[Stored items]
'''

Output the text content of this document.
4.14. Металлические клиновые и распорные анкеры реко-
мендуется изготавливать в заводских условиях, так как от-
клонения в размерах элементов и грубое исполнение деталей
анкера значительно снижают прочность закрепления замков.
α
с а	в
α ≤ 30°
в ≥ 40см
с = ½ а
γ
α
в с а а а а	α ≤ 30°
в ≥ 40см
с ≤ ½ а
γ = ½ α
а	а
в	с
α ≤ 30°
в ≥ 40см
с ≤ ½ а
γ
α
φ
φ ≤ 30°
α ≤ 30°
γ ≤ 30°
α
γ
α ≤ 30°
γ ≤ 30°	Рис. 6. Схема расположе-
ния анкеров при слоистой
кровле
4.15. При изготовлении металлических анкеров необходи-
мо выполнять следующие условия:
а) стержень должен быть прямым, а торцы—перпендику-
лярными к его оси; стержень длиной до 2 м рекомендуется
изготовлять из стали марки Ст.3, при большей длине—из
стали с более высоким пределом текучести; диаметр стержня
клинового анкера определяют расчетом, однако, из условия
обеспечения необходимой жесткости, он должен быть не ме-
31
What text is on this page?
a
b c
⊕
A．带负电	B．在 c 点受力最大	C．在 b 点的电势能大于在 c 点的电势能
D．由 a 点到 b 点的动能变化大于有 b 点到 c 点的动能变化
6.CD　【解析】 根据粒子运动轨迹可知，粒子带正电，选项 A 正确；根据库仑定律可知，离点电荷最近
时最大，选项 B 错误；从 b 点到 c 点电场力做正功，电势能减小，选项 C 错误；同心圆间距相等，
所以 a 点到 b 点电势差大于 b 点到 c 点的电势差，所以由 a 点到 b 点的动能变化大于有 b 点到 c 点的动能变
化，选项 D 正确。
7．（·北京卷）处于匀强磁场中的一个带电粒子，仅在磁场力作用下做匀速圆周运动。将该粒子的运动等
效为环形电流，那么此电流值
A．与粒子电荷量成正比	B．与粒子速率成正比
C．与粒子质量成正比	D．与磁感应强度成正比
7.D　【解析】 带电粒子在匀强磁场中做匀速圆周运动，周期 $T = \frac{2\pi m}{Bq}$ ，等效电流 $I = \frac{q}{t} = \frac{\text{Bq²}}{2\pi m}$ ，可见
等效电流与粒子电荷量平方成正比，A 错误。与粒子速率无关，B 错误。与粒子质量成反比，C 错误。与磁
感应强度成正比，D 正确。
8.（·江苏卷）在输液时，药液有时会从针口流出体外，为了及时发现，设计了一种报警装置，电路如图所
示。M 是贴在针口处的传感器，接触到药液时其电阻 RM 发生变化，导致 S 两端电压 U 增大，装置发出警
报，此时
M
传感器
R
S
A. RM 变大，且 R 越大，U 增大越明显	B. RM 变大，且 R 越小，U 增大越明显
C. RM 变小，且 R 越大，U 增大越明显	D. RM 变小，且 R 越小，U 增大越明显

'''

Please repeat the listing exactly, with nothing left out.

Output the text content of this document.
4.14. Металлические клиновые и распорные анкеры реко-
мендуется изготавливать в заводских условиях, так как от-
клонения в размерах элементов и грубое исполнение деталей
анкера значительно снижают прочность закрепления замков.
α
с а	в
α ≤ 30°
в ≥ 40см
с = ½ а
γ
α
в с а а а а	α ≤ 30°
в ≥ 40см
с ≤ ½ а
γ = ½ α
а	а
в	с
α ≤ 30°
в ≥ 40см
с ≤ ½ а
γ
α
φ
φ ≤ 30°
α ≤ 30°
γ ≤ 30°
α
γ
α ≤ 30°
γ ≤ 30°	Рис. 6. Схема расположе-
ния анкеров при слоистой
кровле
4.15. При изготовлении металлических анкеров необходи-
мо выполнять следующие условия:
а) стержень должен быть прямым, а торцы—перпендику-
лярными к его оси; стержень длиной до 2 м рекомендуется
изготовлять из стали марки Ст.3, при большей длине—из
стали с более высоким пределом текучести; диаметр стержня
клинового анкера определяют расчетом, однако, из условия
обеспечения необходимой жесткости, он должен быть не ме-
31
What text is on this page?
a
b c
⊕
A．带负电	B．在 c 点受力最大	C．在 b 点的电势能大于在 c 点的电势能
D．由 a 点到 b 点的动能变化大于有 b 点到 c 点的动能变化
6.CD　【解析】 根据粒子运动轨迹可知，粒子带正电，选项 A 正确；根据库仑定律可知，离点电荷最近
时最大，选项 B 错误；从 b 点到 c 点电场力做正功，电势能减小，选项 C 错误；同心圆间距相等，
所以 a 点到 b 点电势差大于 b 点到 c 点的电势差，所以由 a 点到 b 点的动能变化大于有 b 点到 c 点的动能变
化，选项 D 正确。
7．（·北京卷）处于匀强磁场中的一个带电粒子，仅在磁场力作用下做匀速圆周运动。将该粒子的运动等
效为环形电流，那么此电流值
A．与粒子电荷量成正比	B．与粒子速率成正比
C．与粒子质量成正比	D．与磁感应强度成正比
7.D　【解析】 带电粒子在匀强磁场中做匀速圆周运动，周期 $T = \frac{2\pi m}{Bq}$ ，等效电流 $I = \frac{q}{t} = \frac{\text{Bq²}}{2\pi m}$ ，可见
等效电流与粒子电荷量平方成正比，A 错误。与粒子速率无关，B 错误。与粒子质量成反比，C 错误。与磁
感应强度成正比，D 正确。
8.（·江苏卷）在输液时，药液有时会从针口流出体外，为了及时发现，设计了一种报警装置，电路如图所
示。M 是贴在针口处的传感器，接触到药液时其电阻 RM 发生变化，导致 S 两端电压 U 增大，装置发出警
报，此时
M
传感器
R
S
A. RM 变大，且 R 越大，U 增大越明显	B. RM 变大，且 R 越小，U 增大越明显
C. RM 变小，且 R 越大，U 增大越明显	D. RM 变小，且 R 越小，U 增大越明显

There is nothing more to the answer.